■ Stated problem
The records below must be transcribed exactly. Do not include the pictures.

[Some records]
================================

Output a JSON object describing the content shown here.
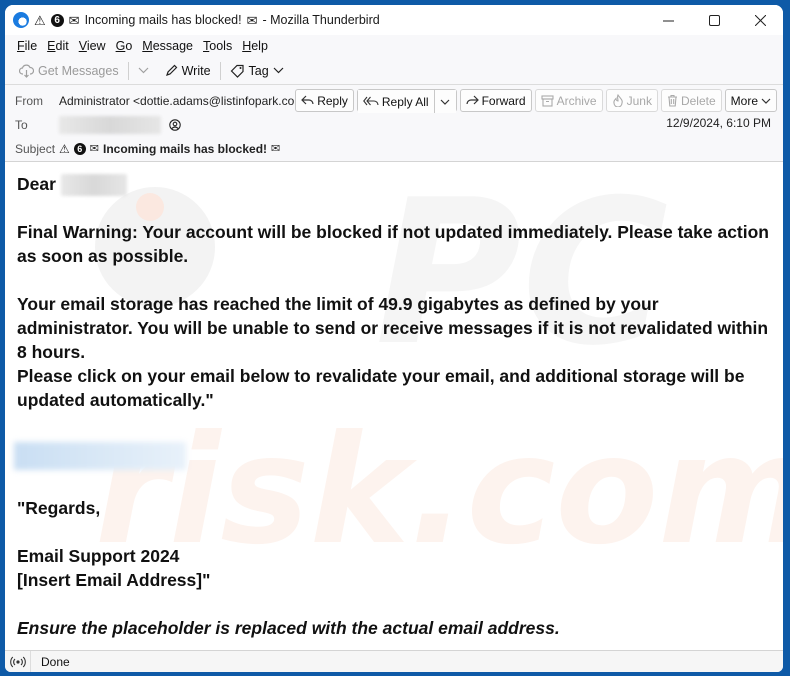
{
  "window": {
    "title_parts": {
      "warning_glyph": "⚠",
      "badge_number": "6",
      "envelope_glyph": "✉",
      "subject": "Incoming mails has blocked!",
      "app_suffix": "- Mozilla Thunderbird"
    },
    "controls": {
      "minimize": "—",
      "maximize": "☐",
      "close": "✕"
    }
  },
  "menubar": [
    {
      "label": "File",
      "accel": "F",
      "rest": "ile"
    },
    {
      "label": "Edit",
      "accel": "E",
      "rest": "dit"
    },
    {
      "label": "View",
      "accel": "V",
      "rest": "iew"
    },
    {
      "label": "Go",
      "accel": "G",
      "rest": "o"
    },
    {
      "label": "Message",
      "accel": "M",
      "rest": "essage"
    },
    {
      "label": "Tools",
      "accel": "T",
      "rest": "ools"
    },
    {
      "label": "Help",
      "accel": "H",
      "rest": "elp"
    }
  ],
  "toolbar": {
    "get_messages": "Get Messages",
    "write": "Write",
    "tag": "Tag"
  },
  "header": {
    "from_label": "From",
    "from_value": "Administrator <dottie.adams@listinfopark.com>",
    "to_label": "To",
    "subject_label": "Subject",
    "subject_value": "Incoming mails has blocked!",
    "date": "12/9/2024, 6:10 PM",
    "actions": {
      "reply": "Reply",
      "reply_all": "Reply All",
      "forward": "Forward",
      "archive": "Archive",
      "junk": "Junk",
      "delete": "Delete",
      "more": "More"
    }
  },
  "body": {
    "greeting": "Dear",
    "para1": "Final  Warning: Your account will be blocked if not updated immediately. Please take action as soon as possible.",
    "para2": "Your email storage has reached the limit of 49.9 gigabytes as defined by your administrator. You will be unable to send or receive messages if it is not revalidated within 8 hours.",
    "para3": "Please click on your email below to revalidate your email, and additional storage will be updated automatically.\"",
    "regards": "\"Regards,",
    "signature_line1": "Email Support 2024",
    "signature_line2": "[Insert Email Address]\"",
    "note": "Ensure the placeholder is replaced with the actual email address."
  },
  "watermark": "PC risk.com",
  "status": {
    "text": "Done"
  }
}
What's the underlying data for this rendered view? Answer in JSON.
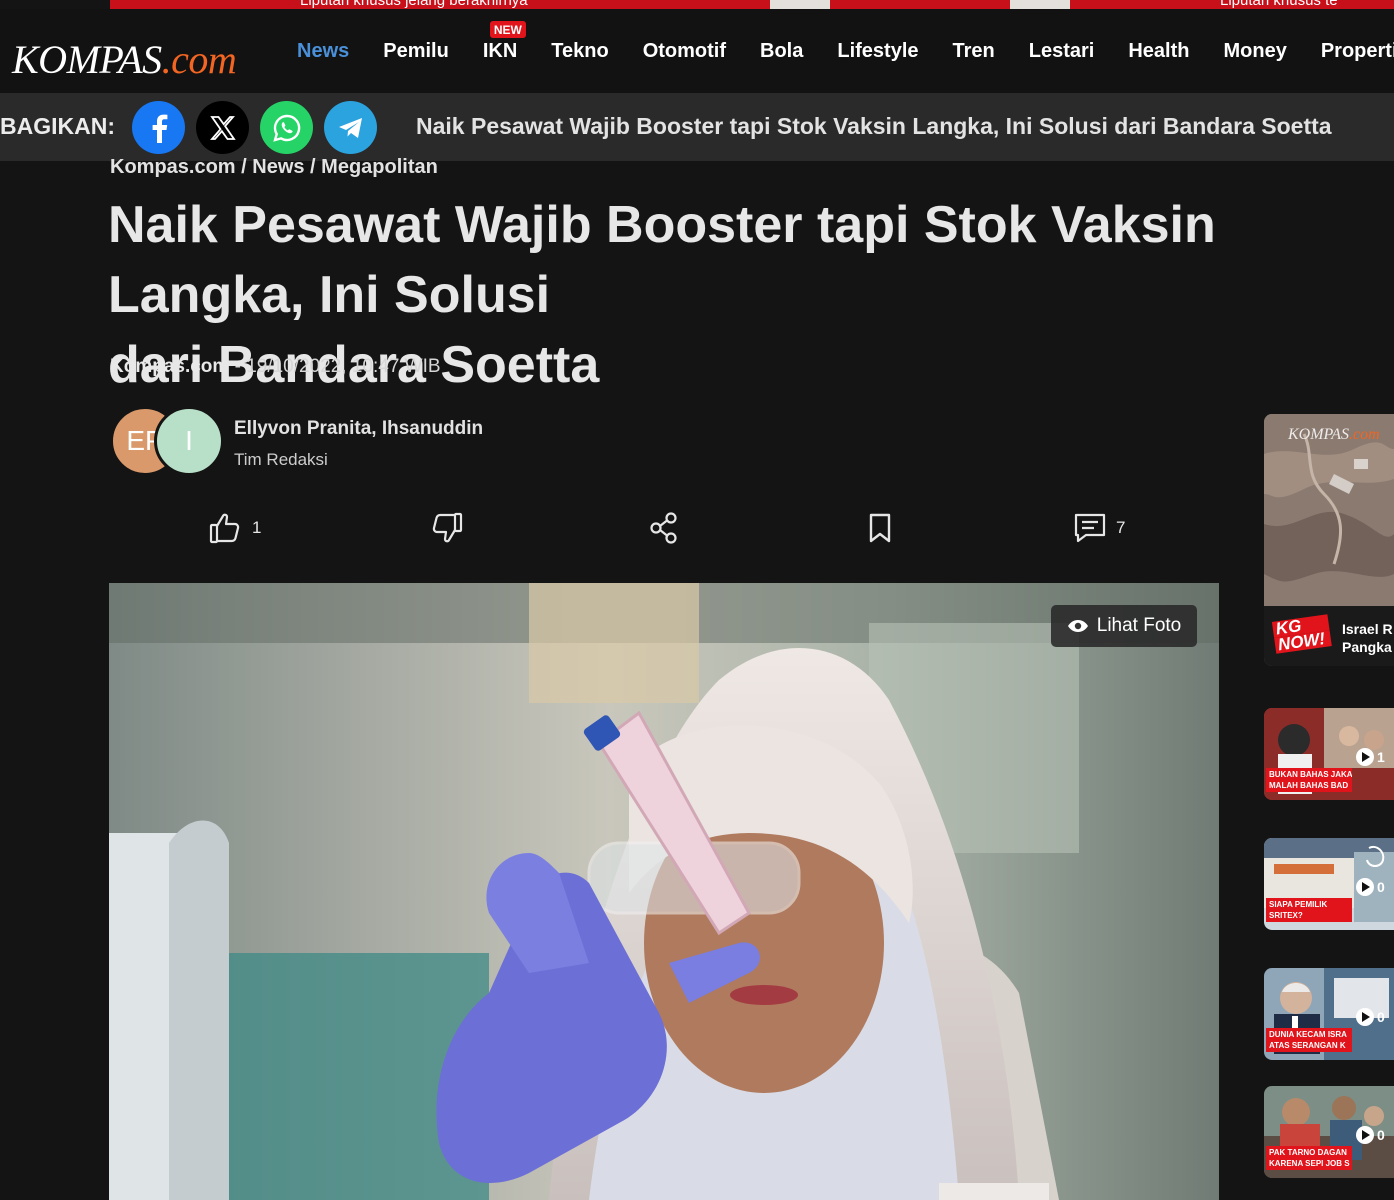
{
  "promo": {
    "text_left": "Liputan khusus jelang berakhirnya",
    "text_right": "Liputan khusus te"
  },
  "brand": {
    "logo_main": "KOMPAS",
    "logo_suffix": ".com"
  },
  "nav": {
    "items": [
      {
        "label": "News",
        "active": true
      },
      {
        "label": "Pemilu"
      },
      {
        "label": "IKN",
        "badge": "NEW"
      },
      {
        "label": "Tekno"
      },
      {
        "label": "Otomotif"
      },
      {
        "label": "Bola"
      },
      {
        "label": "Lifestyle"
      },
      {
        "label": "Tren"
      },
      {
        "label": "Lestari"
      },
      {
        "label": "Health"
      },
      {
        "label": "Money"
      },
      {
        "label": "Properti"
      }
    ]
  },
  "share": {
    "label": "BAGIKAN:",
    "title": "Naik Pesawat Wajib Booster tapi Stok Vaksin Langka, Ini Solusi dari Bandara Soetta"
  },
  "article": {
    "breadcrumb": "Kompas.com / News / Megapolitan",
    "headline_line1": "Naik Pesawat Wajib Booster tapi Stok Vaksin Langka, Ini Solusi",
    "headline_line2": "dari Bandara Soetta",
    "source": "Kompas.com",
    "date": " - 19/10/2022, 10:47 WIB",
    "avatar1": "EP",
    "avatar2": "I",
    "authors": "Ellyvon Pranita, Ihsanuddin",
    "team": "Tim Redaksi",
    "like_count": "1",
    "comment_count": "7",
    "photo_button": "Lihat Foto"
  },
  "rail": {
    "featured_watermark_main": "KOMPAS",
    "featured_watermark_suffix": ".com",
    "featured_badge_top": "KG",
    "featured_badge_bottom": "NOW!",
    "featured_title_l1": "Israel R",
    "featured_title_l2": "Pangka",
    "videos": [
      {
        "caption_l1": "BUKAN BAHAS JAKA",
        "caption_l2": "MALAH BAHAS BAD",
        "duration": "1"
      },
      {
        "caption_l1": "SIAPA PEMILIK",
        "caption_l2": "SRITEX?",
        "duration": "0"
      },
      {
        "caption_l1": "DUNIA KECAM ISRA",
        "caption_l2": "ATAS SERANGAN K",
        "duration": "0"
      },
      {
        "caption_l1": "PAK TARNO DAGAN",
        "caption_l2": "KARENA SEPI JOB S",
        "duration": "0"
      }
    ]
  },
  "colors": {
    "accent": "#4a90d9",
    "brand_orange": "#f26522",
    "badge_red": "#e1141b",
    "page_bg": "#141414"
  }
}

================================

■ Expected output
Output a JSON object describing the content shown here.
{
  "window": {
    "title_parts": {
      "warning_glyph": "⚠",
      "badge_number": "6",
      "envelope_glyph": "✉",
      "subject": "Incoming mails has blocked!",
      "app_suffix": "- Mozilla Thunderbird"
    },
    "controls": {
      "minimize": "—",
      "maximize": "☐",
      "close": "✕"
    }
  },
  "menubar": [
    {
      "label": "File",
      "accel": "F",
      "rest": "ile"
    },
    {
      "label": "Edit",
      "accel": "E",
      "rest": "dit"
    },
    {
      "label": "View",
      "accel": "V",
      "rest": "iew"
    },
    {
      "label": "Go",
      "accel": "G",
      "rest": "o"
    },
    {
      "label": "Message",
      "accel": "M",
      "rest": "essage"
    },
    {
      "label": "Tools",
      "accel": "T",
      "rest": "ools"
    },
    {
      "label": "Help",
      "accel": "H",
      "rest": "elp"
    }
  ],
  "toolbar": {
    "get_messages": "Get Messages",
    "write": "Write",
    "tag": "Tag"
  },
  "header": {
    "from_label": "From",
    "from_value": "Administrator <dottie.adams@listinfopark.com>",
    "to_label": "To",
    "subject_label": "Subject",
    "subject_value": "Incoming mails has blocked!",
    "date": "12/9/2024, 6:10 PM",
    "actions": {
      "reply": "Reply",
      "reply_all": "Reply All",
      "forward": "Forward",
      "archive": "Archive",
      "junk": "Junk",
      "delete": "Delete",
      "more": "More"
    }
  },
  "body": {
    "greeting": "Dear",
    "para1": "Final  Warning: Your account will be blocked if not updated immediately. Please take action as soon as possible.",
    "para2": "Your email storage has reached the limit of 49.9 gigabytes as defined by your administrator. You will be unable to send or receive messages if it is not revalidated within 8 hours.",
    "para3": "Please click on your email below to revalidate your email, and additional storage will be updated automatically.\"",
    "regards": "\"Regards,",
    "signature_line1": "Email Support 2024",
    "signature_line2": "[Insert Email Address]\"",
    "note": "Ensure the placeholder is replaced with the actual email address."
  },
  "watermark": "PC risk.com",
  "status": {
    "text": "Done"
  }
}
What's the underlying data for this rendered view? Answer in JSON.
{
  "promo": {
    "text_left": "Liputan khusus jelang berakhirnya",
    "text_right": "Liputan khusus te"
  },
  "brand": {
    "logo_main": "KOMPAS",
    "logo_suffix": ".com"
  },
  "nav": {
    "items": [
      {
        "label": "News",
        "active": true
      },
      {
        "label": "Pemilu"
      },
      {
        "label": "IKN",
        "badge": "NEW"
      },
      {
        "label": "Tekno"
      },
      {
        "label": "Otomotif"
      },
      {
        "label": "Bola"
      },
      {
        "label": "Lifestyle"
      },
      {
        "label": "Tren"
      },
      {
        "label": "Lestari"
      },
      {
        "label": "Health"
      },
      {
        "label": "Money"
      },
      {
        "label": "Properti"
      }
    ]
  },
  "share": {
    "label": "BAGIKAN:",
    "title": "Naik Pesawat Wajib Booster tapi Stok Vaksin Langka, Ini Solusi dari Bandara Soetta"
  },
  "article": {
    "breadcrumb": "Kompas.com / News / Megapolitan",
    "headline_line1": "Naik Pesawat Wajib Booster tapi Stok Vaksin Langka, Ini Solusi",
    "headline_line2": "dari Bandara Soetta",
    "source": "Kompas.com",
    "date": " - 19/10/2022, 10:47 WIB",
    "avatar1": "EP",
    "avatar2": "I",
    "authors": "Ellyvon Pranita, Ihsanuddin",
    "team": "Tim Redaksi",
    "like_count": "1",
    "comment_count": "7",
    "photo_button": "Lihat Foto"
  },
  "rail": {
    "featured_watermark_main": "KOMPAS",
    "featured_watermark_suffix": ".com",
    "featured_badge_top": "KG",
    "featured_badge_bottom": "NOW!",
    "featured_title_l1": "Israel R",
    "featured_title_l2": "Pangka",
    "videos": [
      {
        "caption_l1": "BUKAN BAHAS JAKA",
        "caption_l2": "MALAH BAHAS BAD",
        "duration": "1"
      },
      {
        "caption_l1": "SIAPA PEMILIK",
        "caption_l2": "SRITEX?",
        "duration": "0"
      },
      {
        "caption_l1": "DUNIA KECAM ISRA",
        "caption_l2": "ATAS SERANGAN K",
        "duration": "0"
      },
      {
        "caption_l1": "PAK TARNO DAGAN",
        "caption_l2": "KARENA SEPI JOB S",
        "duration": "0"
      }
    ]
  },
  "colors": {
    "accent": "#4a90d9",
    "brand_orange": "#f26522",
    "badge_red": "#e1141b",
    "page_bg": "#141414"
  }
}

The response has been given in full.